→ Requirement: Locate every line below that contains the word "department" and copy it.
** begin Records for the exercise **
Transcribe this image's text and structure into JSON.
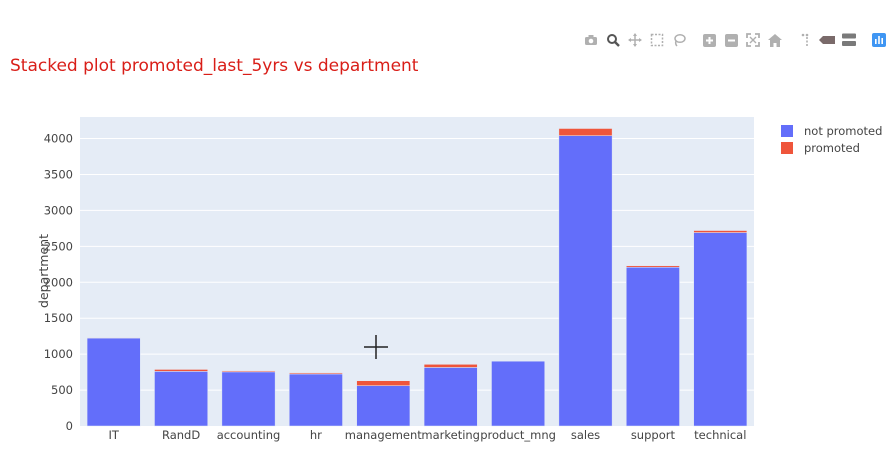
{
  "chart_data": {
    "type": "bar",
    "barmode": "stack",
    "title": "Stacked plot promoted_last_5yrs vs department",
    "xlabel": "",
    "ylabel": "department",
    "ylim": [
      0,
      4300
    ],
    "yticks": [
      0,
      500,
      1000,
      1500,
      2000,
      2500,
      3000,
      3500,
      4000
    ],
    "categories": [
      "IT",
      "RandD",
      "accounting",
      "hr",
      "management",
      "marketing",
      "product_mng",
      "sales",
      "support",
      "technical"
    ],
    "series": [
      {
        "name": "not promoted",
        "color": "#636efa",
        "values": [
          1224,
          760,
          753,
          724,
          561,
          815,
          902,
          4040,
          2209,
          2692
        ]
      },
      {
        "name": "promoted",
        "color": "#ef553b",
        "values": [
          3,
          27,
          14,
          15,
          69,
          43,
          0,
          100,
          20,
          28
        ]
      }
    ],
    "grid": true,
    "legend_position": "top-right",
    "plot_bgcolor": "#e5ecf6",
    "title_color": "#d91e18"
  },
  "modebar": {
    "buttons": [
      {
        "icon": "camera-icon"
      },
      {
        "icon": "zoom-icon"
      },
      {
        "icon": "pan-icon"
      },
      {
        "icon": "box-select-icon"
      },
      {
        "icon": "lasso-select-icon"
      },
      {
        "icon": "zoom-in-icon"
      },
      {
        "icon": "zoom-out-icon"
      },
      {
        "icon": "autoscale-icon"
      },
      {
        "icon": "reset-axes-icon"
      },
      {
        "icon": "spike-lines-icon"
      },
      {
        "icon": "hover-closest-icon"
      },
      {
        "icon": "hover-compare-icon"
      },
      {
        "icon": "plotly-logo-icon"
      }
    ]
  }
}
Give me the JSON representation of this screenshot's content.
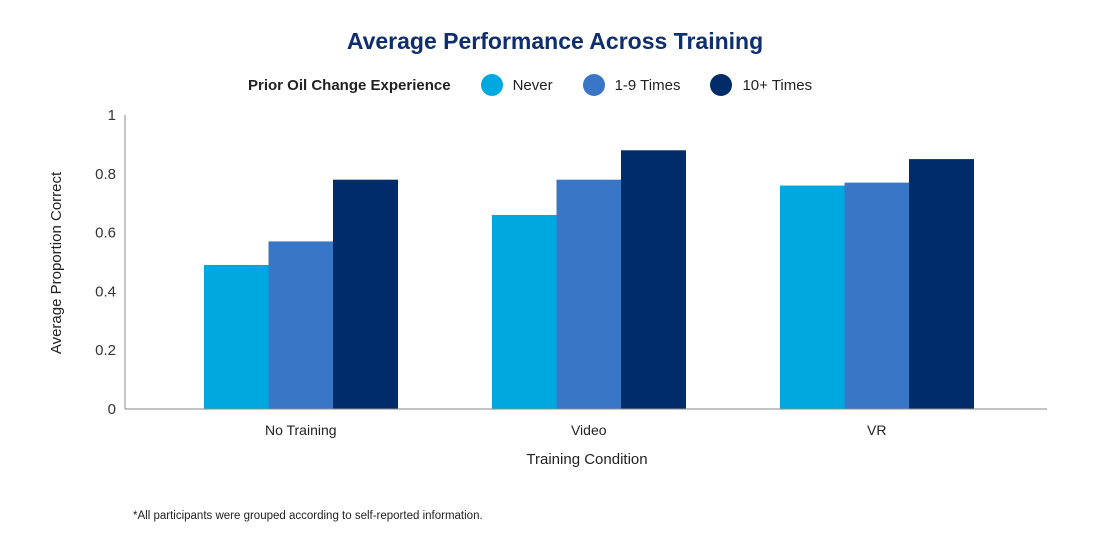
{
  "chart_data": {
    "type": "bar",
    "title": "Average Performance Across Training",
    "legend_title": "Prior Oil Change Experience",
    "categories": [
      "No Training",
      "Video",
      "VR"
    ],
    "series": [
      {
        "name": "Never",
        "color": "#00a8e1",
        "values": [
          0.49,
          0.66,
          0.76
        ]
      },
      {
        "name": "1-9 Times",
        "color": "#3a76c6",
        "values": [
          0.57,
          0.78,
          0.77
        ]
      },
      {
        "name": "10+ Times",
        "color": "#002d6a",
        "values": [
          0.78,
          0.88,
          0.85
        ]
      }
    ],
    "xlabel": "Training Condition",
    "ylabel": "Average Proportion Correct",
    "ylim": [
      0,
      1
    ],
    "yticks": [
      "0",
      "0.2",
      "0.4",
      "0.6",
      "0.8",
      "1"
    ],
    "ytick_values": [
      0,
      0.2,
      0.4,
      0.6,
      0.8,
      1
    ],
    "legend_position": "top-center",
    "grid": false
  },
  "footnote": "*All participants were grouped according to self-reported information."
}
** end Records for the exercise **
→ Problem solution:
    "title": "Stacked plot promoted_last_5yrs vs department",
    "ylabel": "department",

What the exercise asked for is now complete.